* [Recorded data]
· · · · ·

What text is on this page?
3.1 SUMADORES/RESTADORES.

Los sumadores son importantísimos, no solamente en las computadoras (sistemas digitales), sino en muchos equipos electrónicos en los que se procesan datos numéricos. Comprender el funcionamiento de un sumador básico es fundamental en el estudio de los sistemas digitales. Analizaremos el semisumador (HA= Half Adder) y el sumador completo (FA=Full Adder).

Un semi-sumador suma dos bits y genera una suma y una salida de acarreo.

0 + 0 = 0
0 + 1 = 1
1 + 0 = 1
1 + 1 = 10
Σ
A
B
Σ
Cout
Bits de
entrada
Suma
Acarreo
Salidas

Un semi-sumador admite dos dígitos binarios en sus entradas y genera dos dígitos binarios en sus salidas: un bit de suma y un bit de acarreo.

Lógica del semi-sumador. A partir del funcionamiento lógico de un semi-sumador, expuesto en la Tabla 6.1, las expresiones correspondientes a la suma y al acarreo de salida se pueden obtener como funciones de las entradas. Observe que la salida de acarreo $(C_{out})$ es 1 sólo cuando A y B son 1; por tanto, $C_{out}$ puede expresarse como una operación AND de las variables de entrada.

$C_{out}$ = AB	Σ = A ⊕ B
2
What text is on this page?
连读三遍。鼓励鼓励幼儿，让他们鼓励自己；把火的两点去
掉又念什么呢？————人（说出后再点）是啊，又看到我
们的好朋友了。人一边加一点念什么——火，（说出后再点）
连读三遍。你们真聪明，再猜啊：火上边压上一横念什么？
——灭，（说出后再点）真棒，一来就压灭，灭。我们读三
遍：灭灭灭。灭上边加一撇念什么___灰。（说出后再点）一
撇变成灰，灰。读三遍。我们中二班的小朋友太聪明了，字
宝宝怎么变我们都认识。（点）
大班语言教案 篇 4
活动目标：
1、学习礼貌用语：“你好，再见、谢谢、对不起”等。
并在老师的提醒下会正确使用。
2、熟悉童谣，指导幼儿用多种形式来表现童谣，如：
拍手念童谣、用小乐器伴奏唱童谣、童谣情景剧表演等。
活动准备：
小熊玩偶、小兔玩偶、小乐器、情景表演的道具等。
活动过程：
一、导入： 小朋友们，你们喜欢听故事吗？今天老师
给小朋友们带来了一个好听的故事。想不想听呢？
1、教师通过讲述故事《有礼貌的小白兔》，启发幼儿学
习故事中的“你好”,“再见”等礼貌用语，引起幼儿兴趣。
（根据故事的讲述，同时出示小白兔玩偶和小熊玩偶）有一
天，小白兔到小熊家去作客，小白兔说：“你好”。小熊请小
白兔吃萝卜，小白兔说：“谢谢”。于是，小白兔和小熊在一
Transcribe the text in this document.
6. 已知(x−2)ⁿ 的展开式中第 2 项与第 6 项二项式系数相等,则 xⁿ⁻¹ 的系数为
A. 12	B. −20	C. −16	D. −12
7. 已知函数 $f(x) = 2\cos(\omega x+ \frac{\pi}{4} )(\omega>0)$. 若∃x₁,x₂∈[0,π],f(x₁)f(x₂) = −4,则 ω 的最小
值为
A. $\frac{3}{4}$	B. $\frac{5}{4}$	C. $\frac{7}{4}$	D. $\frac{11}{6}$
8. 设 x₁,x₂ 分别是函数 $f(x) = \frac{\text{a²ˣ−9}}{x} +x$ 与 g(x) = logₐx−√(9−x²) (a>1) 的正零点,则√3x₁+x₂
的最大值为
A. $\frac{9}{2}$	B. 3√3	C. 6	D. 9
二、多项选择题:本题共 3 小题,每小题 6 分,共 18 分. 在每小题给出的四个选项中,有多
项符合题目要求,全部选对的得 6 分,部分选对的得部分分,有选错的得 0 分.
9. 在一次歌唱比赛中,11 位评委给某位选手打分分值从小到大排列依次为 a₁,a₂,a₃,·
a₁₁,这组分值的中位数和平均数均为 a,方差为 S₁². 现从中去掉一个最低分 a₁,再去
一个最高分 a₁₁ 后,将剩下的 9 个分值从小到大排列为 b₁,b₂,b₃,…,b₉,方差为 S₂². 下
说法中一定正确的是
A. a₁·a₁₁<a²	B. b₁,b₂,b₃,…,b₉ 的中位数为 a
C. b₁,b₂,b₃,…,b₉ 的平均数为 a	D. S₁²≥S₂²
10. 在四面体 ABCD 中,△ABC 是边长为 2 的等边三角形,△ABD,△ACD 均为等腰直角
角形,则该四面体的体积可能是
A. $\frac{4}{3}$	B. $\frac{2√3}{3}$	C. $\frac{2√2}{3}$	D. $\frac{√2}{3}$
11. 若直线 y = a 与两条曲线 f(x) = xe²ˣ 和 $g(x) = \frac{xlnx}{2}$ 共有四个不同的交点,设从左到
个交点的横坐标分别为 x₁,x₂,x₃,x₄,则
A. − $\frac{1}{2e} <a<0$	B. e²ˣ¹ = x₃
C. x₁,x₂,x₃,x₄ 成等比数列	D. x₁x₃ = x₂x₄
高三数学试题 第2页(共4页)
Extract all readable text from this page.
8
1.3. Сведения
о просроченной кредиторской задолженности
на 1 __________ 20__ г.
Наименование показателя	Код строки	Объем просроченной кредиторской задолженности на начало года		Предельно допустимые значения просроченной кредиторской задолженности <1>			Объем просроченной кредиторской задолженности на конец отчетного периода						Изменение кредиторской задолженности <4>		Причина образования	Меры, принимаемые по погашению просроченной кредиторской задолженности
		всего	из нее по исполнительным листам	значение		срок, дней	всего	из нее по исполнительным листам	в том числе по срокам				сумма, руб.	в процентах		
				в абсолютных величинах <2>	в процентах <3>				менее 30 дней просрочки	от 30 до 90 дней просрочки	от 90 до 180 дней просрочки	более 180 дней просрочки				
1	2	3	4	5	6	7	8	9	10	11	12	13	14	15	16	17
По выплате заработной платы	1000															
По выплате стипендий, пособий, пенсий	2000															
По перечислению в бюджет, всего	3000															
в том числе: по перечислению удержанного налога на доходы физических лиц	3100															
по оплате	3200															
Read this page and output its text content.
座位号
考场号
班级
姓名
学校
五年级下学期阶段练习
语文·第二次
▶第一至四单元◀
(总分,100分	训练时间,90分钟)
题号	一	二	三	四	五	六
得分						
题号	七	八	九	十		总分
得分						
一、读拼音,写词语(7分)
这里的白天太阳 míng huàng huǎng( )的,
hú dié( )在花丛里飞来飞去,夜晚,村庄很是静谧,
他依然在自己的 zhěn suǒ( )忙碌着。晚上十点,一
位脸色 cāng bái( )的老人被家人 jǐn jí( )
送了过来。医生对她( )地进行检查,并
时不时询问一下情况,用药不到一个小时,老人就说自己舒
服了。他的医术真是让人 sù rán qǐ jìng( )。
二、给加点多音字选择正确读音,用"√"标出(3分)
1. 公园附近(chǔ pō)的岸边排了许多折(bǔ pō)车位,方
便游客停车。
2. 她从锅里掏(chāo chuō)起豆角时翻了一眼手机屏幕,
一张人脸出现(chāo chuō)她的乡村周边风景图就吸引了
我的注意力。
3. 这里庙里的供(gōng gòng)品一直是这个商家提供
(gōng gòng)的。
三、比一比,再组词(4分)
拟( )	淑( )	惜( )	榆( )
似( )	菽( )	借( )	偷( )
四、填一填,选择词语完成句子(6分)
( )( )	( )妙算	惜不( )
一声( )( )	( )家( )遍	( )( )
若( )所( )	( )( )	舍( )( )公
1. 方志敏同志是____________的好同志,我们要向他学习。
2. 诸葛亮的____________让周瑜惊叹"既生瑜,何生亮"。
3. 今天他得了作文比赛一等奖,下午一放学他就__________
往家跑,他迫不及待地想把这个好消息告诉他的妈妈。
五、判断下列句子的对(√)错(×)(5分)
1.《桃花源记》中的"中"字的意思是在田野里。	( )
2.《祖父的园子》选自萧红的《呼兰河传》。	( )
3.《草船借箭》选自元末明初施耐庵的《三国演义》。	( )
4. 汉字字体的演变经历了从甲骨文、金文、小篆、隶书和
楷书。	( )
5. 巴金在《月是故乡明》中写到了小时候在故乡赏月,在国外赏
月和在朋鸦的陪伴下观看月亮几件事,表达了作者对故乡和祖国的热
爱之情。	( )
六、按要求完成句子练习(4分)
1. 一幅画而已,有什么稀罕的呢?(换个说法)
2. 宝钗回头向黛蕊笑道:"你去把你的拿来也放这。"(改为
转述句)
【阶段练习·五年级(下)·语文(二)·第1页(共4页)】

· · · · ·

* [Task requirements] Pull out each line of the entries that contains "gòng".

* [Correct answer]
3. 这里庙里的供(gōng gòng)品一直是这个商家提供
(gōng gòng)的。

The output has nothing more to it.